___ Exercise material ___

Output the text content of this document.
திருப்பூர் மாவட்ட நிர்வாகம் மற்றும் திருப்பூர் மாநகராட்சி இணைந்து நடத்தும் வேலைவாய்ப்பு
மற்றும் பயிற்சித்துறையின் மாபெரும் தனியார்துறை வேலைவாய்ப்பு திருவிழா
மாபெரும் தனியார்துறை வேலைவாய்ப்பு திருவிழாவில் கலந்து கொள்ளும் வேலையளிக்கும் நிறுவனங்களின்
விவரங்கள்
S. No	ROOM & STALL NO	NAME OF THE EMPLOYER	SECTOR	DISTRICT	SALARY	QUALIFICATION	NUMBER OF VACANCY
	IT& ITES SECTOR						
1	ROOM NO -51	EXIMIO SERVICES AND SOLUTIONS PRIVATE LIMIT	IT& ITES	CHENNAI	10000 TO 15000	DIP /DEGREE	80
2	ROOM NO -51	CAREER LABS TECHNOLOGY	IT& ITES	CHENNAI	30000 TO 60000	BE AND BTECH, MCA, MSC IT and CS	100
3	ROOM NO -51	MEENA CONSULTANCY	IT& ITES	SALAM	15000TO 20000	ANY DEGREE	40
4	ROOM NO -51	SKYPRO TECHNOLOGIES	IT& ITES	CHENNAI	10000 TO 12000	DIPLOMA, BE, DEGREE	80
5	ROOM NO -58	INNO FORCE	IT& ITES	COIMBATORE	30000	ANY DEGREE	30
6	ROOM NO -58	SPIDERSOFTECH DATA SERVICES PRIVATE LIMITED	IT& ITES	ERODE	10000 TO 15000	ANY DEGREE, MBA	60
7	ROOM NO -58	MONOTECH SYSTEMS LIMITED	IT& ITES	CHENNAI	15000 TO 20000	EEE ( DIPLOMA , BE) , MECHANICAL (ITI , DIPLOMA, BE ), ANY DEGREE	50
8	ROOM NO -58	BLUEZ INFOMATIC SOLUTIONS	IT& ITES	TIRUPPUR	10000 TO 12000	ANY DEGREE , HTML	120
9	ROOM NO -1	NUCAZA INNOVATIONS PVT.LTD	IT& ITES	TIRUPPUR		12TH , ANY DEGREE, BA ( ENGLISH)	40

___

Extract, word for word, each line of the listing above.

Final result:
Output the text content of this document.
திருப்பூர் மாவட்ட நிர்வாகம் மற்றும் திருப்பூர் மாநகராட்சி இணைந்து நடத்தும் வேலைவாய்ப்பு
மற்றும் பயிற்சித்துறையின் மாபெரும் தனியார்துறை வேலைவாய்ப்பு திருவிழா
மாபெரும் தனியார்துறை வேலைவாய்ப்பு திருவிழாவில் கலந்து கொள்ளும் வேலையளிக்கும் நிறுவனங்களின்
விவரங்கள்
S. No	ROOM & STALL NO	NAME OF THE EMPLOYER	SECTOR	DISTRICT	SALARY	QUALIFICATION	NUMBER OF VACANCY
	IT& ITES SECTOR						
1	ROOM NO -51	EXIMIO SERVICES AND SOLUTIONS PRIVATE LIMIT	IT& ITES	CHENNAI	10000 TO 15000	DIP /DEGREE	80
2	ROOM NO -51	CAREER LABS TECHNOLOGY	IT& ITES	CHENNAI	30000 TO 60000	BE AND BTECH, MCA, MSC IT and CS	100
3	ROOM NO -51	MEENA CONSULTANCY	IT& ITES	SALAM	15000TO 20000	ANY DEGREE	40
4	ROOM NO -51	SKYPRO TECHNOLOGIES	IT& ITES	CHENNAI	10000 TO 12000	DIPLOMA, BE, DEGREE	80
5	ROOM NO -58	INNO FORCE	IT& ITES	COIMBATORE	30000	ANY DEGREE	30
6	ROOM NO -58	SPIDERSOFTECH DATA SERVICES PRIVATE LIMITED	IT& ITES	ERODE	10000 TO 15000	ANY DEGREE, MBA	60
7	ROOM NO -58	MONOTECH SYSTEMS LIMITED	IT& ITES	CHENNAI	15000 TO 20000	EEE ( DIPLOMA , BE) , MECHANICAL (ITI , DIPLOMA, BE ), ANY DEGREE	50
8	ROOM NO -58	BLUEZ INFOMATIC SOLUTIONS	IT& ITES	TIRUPPUR	10000 TO 12000	ANY DEGREE , HTML	120
9	ROOM NO -1	NUCAZA INNOVATIONS PVT.LTD	IT& ITES	TIRUPPUR		12TH , ANY DEGREE, BA ( ENGLISH)	40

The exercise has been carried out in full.